GIVEN INFORMATION »
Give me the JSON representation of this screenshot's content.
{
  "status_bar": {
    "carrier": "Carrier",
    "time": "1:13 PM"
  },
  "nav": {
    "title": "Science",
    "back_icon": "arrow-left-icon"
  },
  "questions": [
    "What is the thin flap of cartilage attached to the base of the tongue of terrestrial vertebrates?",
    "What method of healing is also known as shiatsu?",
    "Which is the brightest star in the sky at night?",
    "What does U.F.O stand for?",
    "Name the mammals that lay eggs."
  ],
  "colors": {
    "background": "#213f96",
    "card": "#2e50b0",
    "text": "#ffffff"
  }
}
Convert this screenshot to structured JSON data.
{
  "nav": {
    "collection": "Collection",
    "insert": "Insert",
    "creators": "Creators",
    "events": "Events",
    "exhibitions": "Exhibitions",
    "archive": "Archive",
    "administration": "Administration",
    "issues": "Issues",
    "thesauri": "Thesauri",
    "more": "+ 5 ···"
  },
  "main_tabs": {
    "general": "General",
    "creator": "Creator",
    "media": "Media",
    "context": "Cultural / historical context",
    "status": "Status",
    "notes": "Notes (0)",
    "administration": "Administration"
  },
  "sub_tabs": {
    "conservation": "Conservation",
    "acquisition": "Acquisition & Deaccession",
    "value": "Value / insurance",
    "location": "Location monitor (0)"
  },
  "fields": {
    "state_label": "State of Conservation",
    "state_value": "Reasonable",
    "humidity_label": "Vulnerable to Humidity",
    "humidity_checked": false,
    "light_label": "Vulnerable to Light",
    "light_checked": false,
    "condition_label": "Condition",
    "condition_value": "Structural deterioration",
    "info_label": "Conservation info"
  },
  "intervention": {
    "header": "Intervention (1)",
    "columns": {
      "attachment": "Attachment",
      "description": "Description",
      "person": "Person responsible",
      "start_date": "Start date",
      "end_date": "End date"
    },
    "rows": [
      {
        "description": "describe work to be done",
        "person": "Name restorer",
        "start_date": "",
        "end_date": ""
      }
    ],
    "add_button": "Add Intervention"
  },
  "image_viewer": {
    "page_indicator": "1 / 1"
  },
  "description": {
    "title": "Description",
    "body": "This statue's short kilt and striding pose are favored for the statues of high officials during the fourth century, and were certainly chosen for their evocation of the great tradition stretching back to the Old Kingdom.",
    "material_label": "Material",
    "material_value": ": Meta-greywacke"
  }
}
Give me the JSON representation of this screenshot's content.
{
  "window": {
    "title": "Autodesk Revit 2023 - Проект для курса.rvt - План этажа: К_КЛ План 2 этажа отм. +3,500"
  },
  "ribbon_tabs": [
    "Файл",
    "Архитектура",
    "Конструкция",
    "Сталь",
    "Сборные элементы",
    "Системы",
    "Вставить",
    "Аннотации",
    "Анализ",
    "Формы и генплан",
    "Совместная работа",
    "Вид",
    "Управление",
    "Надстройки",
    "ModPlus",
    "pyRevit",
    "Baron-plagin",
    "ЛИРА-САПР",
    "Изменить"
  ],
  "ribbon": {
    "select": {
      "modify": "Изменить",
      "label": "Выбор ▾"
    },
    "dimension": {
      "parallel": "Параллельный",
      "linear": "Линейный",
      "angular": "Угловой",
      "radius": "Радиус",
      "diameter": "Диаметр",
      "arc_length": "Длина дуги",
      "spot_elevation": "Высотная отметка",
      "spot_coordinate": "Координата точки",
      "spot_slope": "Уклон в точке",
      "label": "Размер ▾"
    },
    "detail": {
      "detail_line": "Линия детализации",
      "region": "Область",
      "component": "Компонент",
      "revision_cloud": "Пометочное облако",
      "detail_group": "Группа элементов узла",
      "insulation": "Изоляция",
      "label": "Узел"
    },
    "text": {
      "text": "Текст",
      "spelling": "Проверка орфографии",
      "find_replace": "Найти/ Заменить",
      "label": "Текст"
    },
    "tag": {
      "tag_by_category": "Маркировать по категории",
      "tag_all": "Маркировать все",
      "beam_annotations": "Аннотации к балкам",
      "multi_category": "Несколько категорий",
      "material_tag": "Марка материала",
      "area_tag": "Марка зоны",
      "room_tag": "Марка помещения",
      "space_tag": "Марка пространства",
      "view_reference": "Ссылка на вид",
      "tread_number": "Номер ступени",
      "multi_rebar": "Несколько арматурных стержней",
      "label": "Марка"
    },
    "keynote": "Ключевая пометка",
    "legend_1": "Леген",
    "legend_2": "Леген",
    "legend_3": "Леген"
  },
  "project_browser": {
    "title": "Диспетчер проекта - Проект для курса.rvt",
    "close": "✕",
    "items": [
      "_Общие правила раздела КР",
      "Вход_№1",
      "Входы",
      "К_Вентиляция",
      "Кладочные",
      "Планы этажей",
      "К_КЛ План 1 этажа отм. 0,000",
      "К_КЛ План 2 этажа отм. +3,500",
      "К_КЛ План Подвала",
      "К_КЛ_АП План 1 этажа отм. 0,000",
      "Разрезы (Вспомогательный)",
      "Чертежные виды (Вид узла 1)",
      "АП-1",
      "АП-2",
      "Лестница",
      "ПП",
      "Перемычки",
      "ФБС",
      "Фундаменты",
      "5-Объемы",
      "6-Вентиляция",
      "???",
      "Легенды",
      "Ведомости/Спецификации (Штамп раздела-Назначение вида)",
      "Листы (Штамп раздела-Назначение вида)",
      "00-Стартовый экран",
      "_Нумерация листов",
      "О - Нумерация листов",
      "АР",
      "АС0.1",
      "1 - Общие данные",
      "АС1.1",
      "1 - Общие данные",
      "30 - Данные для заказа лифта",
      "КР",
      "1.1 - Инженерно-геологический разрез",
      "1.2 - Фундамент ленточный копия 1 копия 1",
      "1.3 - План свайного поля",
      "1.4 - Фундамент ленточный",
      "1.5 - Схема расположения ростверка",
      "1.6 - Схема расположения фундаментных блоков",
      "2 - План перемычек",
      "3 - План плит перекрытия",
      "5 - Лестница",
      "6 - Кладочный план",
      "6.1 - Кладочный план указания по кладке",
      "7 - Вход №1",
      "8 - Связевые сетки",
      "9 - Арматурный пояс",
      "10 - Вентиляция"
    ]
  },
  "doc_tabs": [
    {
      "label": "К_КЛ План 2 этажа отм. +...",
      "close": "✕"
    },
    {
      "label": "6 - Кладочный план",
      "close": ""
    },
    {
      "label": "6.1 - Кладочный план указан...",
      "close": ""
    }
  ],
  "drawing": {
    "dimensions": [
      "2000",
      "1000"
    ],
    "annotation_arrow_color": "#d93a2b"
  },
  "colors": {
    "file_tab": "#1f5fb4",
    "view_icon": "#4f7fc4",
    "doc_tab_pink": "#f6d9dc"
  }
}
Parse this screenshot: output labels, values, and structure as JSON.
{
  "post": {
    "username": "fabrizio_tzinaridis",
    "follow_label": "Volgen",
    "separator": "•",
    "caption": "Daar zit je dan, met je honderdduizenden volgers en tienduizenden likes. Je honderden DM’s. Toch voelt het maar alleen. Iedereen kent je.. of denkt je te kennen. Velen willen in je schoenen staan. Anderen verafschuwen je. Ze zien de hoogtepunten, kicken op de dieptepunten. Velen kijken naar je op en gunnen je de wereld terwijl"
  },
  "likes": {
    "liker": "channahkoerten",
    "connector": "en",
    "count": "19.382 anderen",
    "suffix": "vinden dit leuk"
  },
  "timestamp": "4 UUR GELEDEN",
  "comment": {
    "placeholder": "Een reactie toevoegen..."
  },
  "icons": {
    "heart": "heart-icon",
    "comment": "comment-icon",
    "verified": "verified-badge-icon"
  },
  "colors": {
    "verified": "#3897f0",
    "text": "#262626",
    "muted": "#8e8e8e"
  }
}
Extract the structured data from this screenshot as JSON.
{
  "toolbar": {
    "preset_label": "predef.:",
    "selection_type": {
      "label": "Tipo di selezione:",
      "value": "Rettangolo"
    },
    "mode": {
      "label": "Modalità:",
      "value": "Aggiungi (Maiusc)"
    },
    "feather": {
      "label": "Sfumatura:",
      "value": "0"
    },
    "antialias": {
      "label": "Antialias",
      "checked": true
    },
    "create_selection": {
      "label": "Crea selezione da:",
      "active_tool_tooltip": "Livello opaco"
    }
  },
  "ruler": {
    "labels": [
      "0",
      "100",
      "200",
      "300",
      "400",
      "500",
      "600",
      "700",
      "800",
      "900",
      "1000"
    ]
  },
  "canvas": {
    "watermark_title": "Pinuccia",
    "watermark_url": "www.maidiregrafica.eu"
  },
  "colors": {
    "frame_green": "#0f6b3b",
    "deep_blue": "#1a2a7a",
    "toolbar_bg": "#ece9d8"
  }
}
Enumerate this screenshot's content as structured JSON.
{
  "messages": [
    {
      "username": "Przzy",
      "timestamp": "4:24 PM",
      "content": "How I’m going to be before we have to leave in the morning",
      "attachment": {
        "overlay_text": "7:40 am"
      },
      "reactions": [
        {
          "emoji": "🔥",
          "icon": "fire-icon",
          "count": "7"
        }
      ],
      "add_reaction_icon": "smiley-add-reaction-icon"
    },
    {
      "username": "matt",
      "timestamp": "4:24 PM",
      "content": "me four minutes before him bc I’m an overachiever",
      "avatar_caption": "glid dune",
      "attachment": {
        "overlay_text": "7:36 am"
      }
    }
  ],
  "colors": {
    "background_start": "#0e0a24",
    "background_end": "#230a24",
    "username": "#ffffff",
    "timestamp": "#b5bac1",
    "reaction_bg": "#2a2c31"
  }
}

WHAT YOU ARE ASKED TO DO » Among the records above, find each line holding the string "administration" and pull it out.

TASK OUTPUT »
    "administration": "Administration",
    "administration": "Administration"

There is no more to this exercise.